Records from a data collection:
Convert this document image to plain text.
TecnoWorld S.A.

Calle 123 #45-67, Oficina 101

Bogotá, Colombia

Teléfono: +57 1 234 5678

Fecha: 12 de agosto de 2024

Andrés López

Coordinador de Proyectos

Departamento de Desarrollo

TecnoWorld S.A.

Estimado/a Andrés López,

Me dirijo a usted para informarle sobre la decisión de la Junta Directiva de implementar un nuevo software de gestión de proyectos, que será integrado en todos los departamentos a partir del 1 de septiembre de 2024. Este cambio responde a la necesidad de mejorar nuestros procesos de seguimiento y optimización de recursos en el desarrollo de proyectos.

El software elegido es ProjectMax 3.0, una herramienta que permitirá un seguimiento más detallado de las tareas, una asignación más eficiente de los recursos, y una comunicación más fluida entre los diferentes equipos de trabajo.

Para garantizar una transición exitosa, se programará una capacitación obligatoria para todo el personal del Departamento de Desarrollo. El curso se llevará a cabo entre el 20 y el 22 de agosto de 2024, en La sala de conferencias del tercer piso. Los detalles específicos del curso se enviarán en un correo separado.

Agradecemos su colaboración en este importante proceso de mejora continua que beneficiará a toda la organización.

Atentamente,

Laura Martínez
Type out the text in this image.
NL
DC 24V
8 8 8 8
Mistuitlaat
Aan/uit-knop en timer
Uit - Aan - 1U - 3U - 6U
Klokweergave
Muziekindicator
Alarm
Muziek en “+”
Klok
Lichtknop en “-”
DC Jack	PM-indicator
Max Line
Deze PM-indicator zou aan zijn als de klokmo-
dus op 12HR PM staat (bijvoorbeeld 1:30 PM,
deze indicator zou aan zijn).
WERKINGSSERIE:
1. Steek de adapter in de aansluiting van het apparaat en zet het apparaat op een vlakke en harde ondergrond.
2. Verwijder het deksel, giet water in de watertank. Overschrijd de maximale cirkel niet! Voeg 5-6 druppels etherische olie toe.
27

- _Your goal_: Gather all lines where the word "agosto" appears.

- _The result_:
Fecha: 12 de agosto de 2024
Para garantizar una transición exitosa, se programará una capacitación obligatoria para todo el personal del Departamento de Desarrollo. El curso se llevará a cabo entre el 20 y el 22 de agosto de 2024, en La sala de conferencias del tercer piso. Los detalles específicos del curso se enviarán en un correo separado.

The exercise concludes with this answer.